=== What this task involves ===
Extract all lines that hold "Stops" from the records below.

=== Task material ===
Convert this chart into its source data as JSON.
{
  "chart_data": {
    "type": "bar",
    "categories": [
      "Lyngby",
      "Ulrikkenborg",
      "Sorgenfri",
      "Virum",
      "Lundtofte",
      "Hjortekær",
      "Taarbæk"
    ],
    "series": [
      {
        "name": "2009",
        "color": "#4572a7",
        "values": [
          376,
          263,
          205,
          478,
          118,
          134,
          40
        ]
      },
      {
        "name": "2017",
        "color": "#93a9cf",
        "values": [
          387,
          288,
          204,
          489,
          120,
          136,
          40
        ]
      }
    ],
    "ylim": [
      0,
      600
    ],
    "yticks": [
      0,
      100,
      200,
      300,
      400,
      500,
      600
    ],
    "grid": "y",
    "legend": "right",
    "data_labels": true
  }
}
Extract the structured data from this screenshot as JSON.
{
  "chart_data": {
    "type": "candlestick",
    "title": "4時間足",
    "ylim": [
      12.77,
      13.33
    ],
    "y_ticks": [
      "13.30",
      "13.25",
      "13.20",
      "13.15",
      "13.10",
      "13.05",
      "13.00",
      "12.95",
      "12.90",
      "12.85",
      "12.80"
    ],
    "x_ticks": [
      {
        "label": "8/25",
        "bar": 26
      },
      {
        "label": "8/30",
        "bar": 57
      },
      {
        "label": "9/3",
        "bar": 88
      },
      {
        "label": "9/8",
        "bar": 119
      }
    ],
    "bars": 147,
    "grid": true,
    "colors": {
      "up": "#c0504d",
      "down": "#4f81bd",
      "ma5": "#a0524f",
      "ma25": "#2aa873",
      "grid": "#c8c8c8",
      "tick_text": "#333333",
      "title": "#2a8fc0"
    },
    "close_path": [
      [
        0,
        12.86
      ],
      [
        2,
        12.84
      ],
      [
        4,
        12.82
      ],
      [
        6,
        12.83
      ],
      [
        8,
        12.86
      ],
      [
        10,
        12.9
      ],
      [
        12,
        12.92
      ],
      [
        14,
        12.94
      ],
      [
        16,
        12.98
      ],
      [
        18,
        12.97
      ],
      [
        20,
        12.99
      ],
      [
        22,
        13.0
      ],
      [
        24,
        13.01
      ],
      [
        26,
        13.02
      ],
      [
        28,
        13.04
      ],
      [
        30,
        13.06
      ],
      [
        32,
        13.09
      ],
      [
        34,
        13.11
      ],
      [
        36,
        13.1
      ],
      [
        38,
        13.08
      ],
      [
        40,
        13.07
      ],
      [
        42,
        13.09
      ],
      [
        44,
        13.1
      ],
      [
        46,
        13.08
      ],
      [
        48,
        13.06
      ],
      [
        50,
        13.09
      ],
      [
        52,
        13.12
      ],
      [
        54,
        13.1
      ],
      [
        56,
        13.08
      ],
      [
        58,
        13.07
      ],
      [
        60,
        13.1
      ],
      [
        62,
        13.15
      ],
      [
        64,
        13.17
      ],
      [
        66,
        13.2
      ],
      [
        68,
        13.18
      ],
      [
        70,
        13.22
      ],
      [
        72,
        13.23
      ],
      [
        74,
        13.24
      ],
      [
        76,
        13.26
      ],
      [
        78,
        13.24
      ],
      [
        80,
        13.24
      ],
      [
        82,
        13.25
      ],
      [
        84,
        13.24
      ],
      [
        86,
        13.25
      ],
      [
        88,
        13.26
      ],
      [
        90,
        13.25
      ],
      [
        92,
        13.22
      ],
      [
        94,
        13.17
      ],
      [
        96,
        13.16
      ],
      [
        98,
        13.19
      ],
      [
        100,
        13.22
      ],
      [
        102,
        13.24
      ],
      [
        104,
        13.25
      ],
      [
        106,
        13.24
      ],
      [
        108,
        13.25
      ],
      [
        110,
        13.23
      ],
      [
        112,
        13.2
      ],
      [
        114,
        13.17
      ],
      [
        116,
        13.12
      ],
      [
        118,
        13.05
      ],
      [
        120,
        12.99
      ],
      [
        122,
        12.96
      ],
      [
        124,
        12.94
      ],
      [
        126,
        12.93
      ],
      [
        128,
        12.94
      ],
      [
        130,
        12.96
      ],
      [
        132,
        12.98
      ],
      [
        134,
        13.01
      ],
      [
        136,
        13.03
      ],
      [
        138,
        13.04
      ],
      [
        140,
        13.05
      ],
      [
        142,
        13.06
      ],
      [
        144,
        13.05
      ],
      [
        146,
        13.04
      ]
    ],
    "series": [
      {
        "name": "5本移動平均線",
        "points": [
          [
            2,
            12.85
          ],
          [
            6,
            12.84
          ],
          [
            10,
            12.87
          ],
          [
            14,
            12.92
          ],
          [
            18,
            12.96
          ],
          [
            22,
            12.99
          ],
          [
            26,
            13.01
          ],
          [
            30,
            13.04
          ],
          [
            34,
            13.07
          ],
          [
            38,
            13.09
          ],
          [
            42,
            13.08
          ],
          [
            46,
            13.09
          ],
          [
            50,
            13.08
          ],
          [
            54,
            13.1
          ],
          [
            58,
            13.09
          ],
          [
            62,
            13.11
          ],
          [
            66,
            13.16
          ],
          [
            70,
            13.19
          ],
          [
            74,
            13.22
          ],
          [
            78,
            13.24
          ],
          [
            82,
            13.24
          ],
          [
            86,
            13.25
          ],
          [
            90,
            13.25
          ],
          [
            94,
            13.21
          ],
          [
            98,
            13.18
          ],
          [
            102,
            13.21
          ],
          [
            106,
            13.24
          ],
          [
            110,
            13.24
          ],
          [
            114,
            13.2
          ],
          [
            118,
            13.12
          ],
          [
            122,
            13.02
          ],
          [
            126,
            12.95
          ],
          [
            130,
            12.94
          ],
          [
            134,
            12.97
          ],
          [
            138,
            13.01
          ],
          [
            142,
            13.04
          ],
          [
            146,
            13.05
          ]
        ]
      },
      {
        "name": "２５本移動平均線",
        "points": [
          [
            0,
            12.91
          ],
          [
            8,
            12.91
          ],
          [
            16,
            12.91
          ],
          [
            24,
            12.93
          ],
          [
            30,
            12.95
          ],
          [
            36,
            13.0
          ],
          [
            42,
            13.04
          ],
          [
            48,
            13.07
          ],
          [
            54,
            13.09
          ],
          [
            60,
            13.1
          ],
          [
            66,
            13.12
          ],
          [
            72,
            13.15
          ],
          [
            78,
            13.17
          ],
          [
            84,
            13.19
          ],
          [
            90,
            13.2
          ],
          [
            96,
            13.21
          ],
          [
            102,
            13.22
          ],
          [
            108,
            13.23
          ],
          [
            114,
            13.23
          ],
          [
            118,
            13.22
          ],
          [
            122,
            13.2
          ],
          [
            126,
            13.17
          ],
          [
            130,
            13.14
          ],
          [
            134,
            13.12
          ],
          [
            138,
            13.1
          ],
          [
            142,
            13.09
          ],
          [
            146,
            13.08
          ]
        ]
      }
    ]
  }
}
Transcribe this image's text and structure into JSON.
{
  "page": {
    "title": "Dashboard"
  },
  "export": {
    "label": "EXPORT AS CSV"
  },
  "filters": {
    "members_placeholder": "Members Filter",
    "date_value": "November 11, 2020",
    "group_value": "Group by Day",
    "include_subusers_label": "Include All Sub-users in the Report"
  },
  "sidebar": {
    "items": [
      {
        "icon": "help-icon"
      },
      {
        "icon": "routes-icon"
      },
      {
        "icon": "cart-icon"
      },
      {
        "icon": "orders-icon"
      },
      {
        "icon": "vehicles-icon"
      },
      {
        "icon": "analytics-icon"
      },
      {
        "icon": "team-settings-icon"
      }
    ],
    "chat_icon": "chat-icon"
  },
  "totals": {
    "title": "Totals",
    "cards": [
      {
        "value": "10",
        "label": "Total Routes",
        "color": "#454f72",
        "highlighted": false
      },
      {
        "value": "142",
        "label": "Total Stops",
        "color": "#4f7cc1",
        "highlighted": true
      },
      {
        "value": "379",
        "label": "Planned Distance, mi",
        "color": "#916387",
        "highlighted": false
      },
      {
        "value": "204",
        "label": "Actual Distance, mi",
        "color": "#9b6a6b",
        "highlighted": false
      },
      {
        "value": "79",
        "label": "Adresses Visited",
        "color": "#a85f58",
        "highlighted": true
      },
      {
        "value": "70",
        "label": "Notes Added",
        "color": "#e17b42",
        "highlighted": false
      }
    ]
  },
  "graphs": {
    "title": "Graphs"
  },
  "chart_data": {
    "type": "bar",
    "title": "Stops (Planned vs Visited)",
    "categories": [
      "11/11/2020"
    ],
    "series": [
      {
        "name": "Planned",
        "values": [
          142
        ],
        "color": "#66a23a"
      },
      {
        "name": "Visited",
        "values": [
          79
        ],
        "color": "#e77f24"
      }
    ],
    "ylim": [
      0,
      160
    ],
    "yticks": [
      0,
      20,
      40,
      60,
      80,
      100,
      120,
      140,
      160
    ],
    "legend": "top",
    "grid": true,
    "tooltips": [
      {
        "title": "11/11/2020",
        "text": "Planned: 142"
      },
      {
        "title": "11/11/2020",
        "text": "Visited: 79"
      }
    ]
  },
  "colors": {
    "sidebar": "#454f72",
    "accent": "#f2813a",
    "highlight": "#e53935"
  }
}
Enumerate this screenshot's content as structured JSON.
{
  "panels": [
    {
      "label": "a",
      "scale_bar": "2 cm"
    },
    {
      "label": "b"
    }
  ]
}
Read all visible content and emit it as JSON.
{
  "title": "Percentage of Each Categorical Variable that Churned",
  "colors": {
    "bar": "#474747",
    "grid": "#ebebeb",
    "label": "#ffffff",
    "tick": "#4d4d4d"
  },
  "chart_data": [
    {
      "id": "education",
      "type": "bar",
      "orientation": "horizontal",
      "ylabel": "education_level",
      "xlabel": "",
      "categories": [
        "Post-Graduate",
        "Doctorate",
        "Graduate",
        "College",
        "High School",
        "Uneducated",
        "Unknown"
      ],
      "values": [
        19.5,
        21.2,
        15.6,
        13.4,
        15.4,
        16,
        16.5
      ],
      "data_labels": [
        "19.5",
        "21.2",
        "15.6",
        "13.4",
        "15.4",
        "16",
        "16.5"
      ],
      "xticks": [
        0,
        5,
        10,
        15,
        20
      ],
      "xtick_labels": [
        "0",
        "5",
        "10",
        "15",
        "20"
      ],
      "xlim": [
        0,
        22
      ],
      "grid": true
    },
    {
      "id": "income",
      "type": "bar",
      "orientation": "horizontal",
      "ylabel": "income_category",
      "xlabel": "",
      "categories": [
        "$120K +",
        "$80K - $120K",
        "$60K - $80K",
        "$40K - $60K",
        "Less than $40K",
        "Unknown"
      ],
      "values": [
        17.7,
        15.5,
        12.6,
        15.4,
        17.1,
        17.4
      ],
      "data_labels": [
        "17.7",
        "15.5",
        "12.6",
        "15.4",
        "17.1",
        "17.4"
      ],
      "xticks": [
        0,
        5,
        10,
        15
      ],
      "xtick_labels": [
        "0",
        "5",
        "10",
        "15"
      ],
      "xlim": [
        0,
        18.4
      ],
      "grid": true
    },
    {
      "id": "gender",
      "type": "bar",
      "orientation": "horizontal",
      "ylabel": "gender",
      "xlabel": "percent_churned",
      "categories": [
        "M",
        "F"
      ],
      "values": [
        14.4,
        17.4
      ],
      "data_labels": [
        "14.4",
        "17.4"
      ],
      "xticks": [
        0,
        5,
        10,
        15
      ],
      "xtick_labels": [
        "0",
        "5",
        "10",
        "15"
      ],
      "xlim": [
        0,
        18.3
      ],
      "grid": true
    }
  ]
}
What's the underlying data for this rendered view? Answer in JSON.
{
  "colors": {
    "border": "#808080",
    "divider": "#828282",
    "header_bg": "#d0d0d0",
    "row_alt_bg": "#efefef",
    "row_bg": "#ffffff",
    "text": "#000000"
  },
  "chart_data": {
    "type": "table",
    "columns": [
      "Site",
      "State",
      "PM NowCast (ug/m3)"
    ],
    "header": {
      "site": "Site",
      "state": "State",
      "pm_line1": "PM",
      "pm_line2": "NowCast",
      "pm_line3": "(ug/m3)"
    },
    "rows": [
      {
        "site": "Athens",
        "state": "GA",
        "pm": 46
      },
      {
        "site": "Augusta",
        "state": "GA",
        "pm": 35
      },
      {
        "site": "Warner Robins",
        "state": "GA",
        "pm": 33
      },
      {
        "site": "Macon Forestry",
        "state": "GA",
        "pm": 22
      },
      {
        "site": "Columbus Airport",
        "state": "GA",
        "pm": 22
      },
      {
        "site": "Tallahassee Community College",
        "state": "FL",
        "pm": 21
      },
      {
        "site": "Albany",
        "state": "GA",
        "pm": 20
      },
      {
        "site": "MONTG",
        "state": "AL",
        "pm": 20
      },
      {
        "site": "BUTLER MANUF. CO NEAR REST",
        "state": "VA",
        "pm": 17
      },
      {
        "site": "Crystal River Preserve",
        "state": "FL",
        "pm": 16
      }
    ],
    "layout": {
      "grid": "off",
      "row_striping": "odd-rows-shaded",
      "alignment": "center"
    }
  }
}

=== Solved problem ===
        "label": "Total Stops",
    "title": "Stops (Planned vs Visited)",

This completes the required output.